** Provided passage follows **

Subcellular localization of NCAPP1 in tobacco BY-2 cells. (A to D) Transient production of EGFP (A), NCAPP1-EGFP (B), CmPP16-RFP (C), and NCAPP1Δ1–22-EGFP (D) within individual cells. (Eand F) Accumulation of NCAPP1-EGFP in transgenic cells (TBY-2) along the developing cell plate (E, arrow) (fig. S5) and distribution of ER imaged with ER-targeted EGFP (F); images represent single frames from time-lapse series (11) (movies S1 to S3). (G and H) Immunodetection of NCAPP1 (fig. S5) using α-Cpep in wild-type (G) and TBY-2 (H) cells, presented in false-blue color. (I and J) Immunogold detection of NCAPP1-EGFP on the cytoplasmic face of the ER that is associated with the cell plate (CP) (I) and on the ER near a plasmodesma (PD) (J). Presence of gold particles is indicated by arrows. (K) Histogram illustrating the distribution of gold particles within subcellular compartments of TBY-2 cells (fig. S6). (L) Colocalization of NCAPP1-EGFP and CmPP16-RFP in TBY-2 cells. (M) A cell double-labeled with NCAPP1Δ1–22-EGFP (left) and CmPP16-RFP (middle) shows colocalization of probes in the cytoplasm (combined image at right). (N) The same cell shown in (M) supported on filter paper and imaged by transmitted light. Note position of the adjoining cell walls (arrows). Scale bars, 10 μm in (A) to (H), (L) to (N); 0.2 μm in (I) and (J).

A strong NCAPP1-EGFP signal was observed within the plane of the newly forming cell plate (Fig. 3E), a pattern that was in contrast with the broader signal obtained using ER-targeted EGFP (Fig. 3F). Time-lapse video imaging of BY-2 cells illustrated the dynamics of NCAPP1-EGFP targeting to and close association with the developing of the cell plate. Immunofluorescence analysis detected a pattern consistent with that observed for NCAPP1-EGFP; however, this immunological signal likely represents contributions from multiple isoforms of NCAPP1 (Fig. 3, G and H).

** End of Provided passage **

## Exercise aim
Copy the NCAPP1 passage word for word, starting with "A strong NCAPP1-EGFP" and going on through "3, G and H).". You won't need the listing for anything.

** Data for analysis follows **

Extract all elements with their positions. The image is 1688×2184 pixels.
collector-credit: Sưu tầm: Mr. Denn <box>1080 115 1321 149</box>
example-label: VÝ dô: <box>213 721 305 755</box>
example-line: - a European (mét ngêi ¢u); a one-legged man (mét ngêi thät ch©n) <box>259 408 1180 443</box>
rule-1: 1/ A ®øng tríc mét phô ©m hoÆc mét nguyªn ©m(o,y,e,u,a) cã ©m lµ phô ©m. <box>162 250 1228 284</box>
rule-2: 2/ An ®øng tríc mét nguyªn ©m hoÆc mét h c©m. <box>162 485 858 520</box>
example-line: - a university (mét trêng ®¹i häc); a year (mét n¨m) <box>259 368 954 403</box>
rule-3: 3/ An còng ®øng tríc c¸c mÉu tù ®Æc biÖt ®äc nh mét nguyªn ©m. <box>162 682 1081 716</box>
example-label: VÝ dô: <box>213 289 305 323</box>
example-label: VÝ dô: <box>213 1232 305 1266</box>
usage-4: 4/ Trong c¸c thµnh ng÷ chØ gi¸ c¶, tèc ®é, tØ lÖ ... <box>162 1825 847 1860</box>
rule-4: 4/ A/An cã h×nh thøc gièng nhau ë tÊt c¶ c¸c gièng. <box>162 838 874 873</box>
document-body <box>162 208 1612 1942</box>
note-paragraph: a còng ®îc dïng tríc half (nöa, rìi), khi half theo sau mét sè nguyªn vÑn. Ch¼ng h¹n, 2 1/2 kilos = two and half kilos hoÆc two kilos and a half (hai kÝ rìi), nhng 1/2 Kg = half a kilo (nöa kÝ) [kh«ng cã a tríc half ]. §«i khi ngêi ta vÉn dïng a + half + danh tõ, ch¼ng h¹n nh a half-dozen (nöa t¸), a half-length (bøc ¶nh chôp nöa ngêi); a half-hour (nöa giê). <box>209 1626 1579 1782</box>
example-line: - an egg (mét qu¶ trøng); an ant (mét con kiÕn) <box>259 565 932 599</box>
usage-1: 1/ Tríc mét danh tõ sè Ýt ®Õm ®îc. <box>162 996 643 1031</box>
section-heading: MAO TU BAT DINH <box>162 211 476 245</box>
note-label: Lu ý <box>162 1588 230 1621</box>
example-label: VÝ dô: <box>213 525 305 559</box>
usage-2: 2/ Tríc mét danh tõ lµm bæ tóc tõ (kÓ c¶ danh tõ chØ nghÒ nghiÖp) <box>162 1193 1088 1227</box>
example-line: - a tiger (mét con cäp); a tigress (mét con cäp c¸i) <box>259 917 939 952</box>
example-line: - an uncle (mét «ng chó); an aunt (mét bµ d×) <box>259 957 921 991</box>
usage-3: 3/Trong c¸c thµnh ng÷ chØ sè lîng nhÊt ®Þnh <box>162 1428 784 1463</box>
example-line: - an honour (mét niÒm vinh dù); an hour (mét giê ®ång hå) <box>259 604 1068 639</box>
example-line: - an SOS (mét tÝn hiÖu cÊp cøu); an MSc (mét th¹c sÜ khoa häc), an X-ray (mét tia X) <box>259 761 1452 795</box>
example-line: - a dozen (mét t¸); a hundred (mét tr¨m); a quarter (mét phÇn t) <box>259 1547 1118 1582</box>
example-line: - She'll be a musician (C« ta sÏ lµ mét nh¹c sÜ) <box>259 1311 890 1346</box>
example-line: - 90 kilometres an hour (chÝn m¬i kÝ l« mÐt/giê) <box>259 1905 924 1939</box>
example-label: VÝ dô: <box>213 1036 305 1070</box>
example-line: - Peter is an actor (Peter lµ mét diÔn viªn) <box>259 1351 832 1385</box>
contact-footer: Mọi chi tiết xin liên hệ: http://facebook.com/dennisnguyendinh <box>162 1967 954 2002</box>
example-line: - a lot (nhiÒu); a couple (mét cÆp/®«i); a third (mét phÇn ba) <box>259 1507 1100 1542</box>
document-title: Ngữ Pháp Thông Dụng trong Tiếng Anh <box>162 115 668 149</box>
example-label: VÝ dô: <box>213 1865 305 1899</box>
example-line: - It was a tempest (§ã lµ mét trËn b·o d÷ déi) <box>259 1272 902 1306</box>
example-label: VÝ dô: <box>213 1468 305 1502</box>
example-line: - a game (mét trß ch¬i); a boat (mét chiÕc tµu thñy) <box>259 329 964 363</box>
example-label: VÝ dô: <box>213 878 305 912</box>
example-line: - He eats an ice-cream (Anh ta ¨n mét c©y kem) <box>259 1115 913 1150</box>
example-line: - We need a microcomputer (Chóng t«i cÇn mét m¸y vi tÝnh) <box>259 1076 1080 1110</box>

** End of Data for analysis **

## Output
A strong NCAPP1-EGFP signal was observed within the plane of the newly forming cell plate (Fig. 3E), a pattern that was in contrast with the broader signal obtained using ER-targeted EGFP (Fig. 3F). Time-lapse video imaging of BY-2 cells illustrated the dynamics of NCAPP1-EGFP targeting to and close association with the developing of the cell plate. Immunofluorescence analysis detected a pattern consistent with that observed for NCAPP1-EGFP; however, this immunological signal likely represents contributions from multiple isoforms of NCAPP1 (Fig. 3, G and H).